PROVIDED RECORDS >>
════════════════

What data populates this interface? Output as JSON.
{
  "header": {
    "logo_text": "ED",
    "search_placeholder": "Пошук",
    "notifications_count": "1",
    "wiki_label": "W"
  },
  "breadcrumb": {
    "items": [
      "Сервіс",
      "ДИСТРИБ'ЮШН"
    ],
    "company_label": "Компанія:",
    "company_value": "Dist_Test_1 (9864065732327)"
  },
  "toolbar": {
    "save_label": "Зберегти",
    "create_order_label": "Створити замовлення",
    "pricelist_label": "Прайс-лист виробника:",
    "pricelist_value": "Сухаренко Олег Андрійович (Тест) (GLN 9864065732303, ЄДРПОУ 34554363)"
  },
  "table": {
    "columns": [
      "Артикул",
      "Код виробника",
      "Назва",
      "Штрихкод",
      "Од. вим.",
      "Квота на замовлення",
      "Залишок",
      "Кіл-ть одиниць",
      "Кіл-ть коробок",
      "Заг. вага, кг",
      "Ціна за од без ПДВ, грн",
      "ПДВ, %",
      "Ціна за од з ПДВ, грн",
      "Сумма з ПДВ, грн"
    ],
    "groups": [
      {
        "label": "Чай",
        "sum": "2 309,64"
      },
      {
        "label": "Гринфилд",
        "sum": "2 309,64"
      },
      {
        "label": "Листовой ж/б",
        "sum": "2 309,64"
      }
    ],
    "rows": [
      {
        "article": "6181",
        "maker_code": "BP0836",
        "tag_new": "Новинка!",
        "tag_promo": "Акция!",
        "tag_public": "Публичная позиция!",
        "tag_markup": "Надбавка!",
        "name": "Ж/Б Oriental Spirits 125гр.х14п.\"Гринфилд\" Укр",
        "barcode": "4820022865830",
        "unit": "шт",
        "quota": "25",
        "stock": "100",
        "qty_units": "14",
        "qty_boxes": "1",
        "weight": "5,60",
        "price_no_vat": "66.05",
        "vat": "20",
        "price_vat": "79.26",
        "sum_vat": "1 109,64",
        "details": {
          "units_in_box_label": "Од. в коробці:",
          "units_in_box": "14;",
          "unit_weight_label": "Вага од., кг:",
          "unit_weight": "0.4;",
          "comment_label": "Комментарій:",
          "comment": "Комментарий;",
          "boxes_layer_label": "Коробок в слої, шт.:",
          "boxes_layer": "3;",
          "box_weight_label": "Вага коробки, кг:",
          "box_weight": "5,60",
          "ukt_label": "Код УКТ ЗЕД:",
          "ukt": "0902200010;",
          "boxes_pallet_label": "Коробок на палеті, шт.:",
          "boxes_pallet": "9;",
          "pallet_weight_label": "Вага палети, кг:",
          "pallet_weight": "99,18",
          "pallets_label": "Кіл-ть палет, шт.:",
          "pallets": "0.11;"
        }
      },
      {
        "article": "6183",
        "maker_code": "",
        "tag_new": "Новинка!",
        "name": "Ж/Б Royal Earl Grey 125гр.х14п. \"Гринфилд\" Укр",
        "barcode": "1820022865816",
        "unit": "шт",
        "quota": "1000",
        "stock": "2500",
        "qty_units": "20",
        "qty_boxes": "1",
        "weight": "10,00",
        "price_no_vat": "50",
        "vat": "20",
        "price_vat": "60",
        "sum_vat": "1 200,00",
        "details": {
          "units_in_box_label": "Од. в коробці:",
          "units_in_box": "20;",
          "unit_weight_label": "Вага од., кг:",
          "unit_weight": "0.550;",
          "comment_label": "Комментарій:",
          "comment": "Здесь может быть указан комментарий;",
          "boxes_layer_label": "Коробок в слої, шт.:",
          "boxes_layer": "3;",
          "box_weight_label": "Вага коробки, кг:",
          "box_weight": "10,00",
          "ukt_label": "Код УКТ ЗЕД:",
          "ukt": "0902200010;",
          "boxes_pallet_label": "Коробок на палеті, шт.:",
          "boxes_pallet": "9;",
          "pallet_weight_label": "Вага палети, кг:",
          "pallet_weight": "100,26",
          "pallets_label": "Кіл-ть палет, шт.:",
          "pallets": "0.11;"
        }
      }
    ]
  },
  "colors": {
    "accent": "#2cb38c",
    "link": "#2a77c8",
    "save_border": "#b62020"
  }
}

════════════════

DESCRIPTION OF THE TASK >>
All records above must be set down exactly, please.

CORRECT RESULT >>
What data populates this interface? Output as JSON.
{
  "header": {
    "logo_text": "ED",
    "search_placeholder": "Пошук",
    "notifications_count": "1",
    "wiki_label": "W"
  },
  "breadcrumb": {
    "items": [
      "Сервіс",
      "ДИСТРИБ'ЮШН"
    ],
    "company_label": "Компанія:",
    "company_value": "Dist_Test_1 (9864065732327)"
  },
  "toolbar": {
    "save_label": "Зберегти",
    "create_order_label": "Створити замовлення",
    "pricelist_label": "Прайс-лист виробника:",
    "pricelist_value": "Сухаренко Олег Андрійович (Тест) (GLN 9864065732303, ЄДРПОУ 34554363)"
  },
  "table": {
    "columns": [
      "Артикул",
      "Код виробника",
      "Назва",
      "Штрихкод",
      "Од. вим.",
      "Квота на замовлення",
      "Залишок",
      "Кіл-ть одиниць",
      "Кіл-ть коробок",
      "Заг. вага, кг",
      "Ціна за од без ПДВ, грн",
      "ПДВ, %",
      "Ціна за од з ПДВ, грн",
      "Сумма з ПДВ, грн"
    ],
    "groups": [
      {
        "label": "Чай",
        "sum": "2 309,64"
      },
      {
        "label": "Гринфилд",
        "sum": "2 309,64"
      },
      {
        "label": "Листовой ж/б",
        "sum": "2 309,64"
      }
    ],
    "rows": [
      {
        "article": "6181",
        "maker_code": "BP0836",
        "tag_new": "Новинка!",
        "tag_promo": "Акция!",
        "tag_public": "Публичная позиция!",
        "tag_markup": "Надбавка!",
        "name": "Ж/Б Oriental Spirits 125гр.х14п.\"Гринфилд\" Укр",
        "barcode": "4820022865830",
        "unit": "шт",
        "quota": "25",
        "stock": "100",
        "qty_units": "14",
        "qty_boxes": "1",
        "weight": "5,60",
        "price_no_vat": "66.05",
        "vat": "20",
        "price_vat": "79.26",
        "sum_vat": "1 109,64",
        "details": {
          "units_in_box_label": "Од. в коробці:",
          "units_in_box": "14;",
          "unit_weight_label": "Вага од., кг:",
          "unit_weight": "0.4;",
          "comment_label": "Комментарій:",
          "comment": "Комментарий;",
          "boxes_layer_label": "Коробок в слої, шт.:",
          "boxes_layer": "3;",
          "box_weight_label": "Вага коробки, кг:",
          "box_weight": "5,60",
          "ukt_label": "Код УКТ ЗЕД:",
          "ukt": "0902200010;",
          "boxes_pallet_label": "Коробок на палеті, шт.:",
          "boxes_pallet": "9;",
          "pallet_weight_label": "Вага палети, кг:",
          "pallet_weight": "99,18",
          "pallets_label": "Кіл-ть палет, шт.:",
          "pallets": "0.11;"
        }
      },
      {
        "article": "6183",
        "maker_code": "",
        "tag_new": "Новинка!",
        "name": "Ж/Б Royal Earl Grey 125гр.х14п. \"Гринфилд\" Укр",
        "barcode": "1820022865816",
        "unit": "шт",
        "quota": "1000",
        "stock": "2500",
        "qty_units": "20",
        "qty_boxes": "1",
        "weight": "10,00",
        "price_no_vat": "50",
        "vat": "20",
        "price_vat": "60",
        "sum_vat": "1 200,00",
        "details": {
          "units_in_box_label": "Од. в коробці:",
          "units_in_box": "20;",
          "unit_weight_label": "Вага од., кг:",
          "unit_weight": "0.550;",
          "comment_label": "Комментарій:",
          "comment": "Здесь может быть указан комментарий;",
          "boxes_layer_label": "Коробок в слої, шт.:",
          "boxes_layer": "3;",
          "box_weight_label": "Вага коробки, кг:",
          "box_weight": "10,00",
          "ukt_label": "Код УКТ ЗЕД:",
          "ukt": "0902200010;",
          "boxes_pallet_label": "Коробок на палеті, шт.:",
          "boxes_pallet": "9;",
          "pallet_weight_label": "Вага палети, кг:",
          "pallet_weight": "100,26",
          "pallets_label": "Кіл-ть палет, шт.:",
          "pallets": "0.11;"
        }
      }
    ]
  },
  "colors": {
    "accent": "#2cb38c",
    "link": "#2a77c8",
    "save_border": "#b62020"
  }
}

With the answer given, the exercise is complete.